(What needs to be done):
Gather from the material every line that contains the string "uning".
━━━━
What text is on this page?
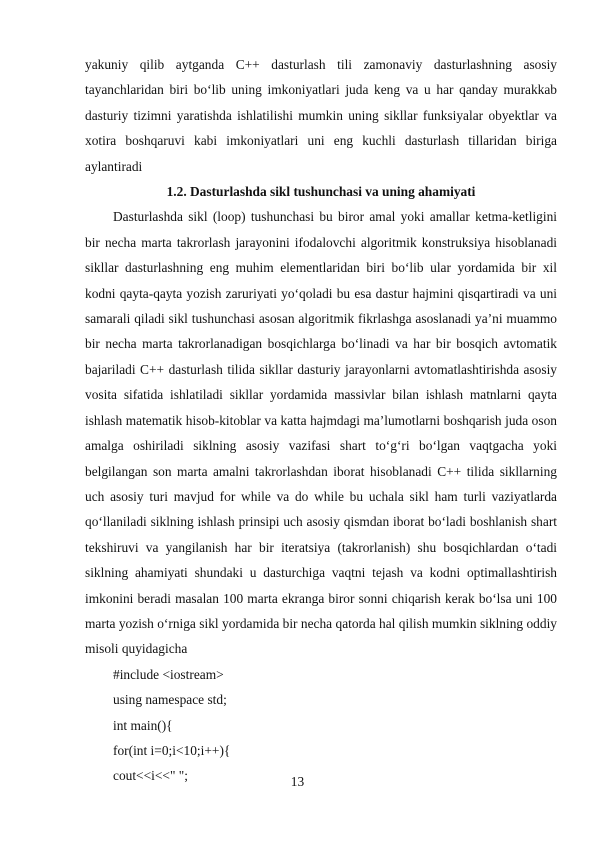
yakuniy qilib aytganda C++ dasturlash tili zamonaviy dasturlashning asosiy tayanchlaridan biri bo‘lib uning imkoniyatlari juda keng va u har qanday murakkab dasturiy tizimni yaratishda ishlatilishi mumkin uning sikllar funksiyalar obyektlar va xotira boshqaruvi kabi imkoniyatlari uni eng kuchli dasturlash tillaridan biriga aylantiradi

1.2. Dasturlashda sikl tushunchasi va uning ahamiyati

Dasturlashda sikl (loop) tushunchasi bu biror amal yoki amallar ketma-ketligini bir necha marta takrorlash jarayonini ifodalovchi algoritmik konstruksiya hisoblanadi sikllar dasturlashning eng muhim elementlaridan biri bo‘lib ular yordamida bir xil kodni qayta-qayta yozish zaruriyati yo‘qoladi bu esa dastur hajmini qisqartiradi va uni samarali qiladi sikl tushunchasi asosan algoritmik fikrlashga asoslanadi ya’ni muammo bir necha marta takrorlanadigan bosqichlarga bo‘linadi va har bir bosqich avtomatik bajariladi C++ dasturlash tilida sikllar dasturiy jarayonlarni avtomatlashtirishda asosiy vosita sifatida ishlatiladi sikllar yordamida massivlar bilan ishlash matnlarni qayta ishlash matematik hisob-kitoblar va katta hajmdagi ma’lumotlarni boshqarish juda oson amalga oshiriladi siklning asosiy vazifasi shart to‘g‘ri bo‘lgan vaqtgacha yoki belgilangan son marta amalni takrorlashdan iborat hisoblanadi C++ tilida sikllarning uch asosiy turi mavjud for while va do while bu uchala sikl ham turli vaziyatlarda qo‘llaniladi siklning ishlash prinsipi uch asosiy qismdan iborat bo‘ladi boshlanish shart tekshiruvi va yangilanish har bir iteratsiya (takrorlanish) shu bosqichlardan o‘tadi siklning ahamiyati shundaki u dasturchiga vaqtni tejash va kodni optimallashtirish imkonini beradi masalan 100 marta ekranga biror sonni chiqarish kerak bo‘lsa uni 100 marta yozish o‘rniga sikl yordamida bir necha qatorda hal qilish mumkin siklning oddiy misoli quyidagicha

#include <iostream>

using namespace std;

int main(){

for(int i=0;i<10;i++){

cout<<i<<" ";	13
━━━━
(Result below):
yakuniy qilib aytganda C++ dasturlash tili zamonaviy dasturlashning asosiy tayanchlaridan biri bo‘lib uning imkoniyatlari juda keng va u har qanday murakkab dasturiy tizimni yaratishda ishlatilishi mumkin uning sikllar funksiyalar obyektlar va xotira boshqaruvi kabi imkoniyatlari uni eng kuchli dasturlash tillaridan biriga aylantiradi
1.2. Dasturlashda sikl tushunchasi va uning ahamiyati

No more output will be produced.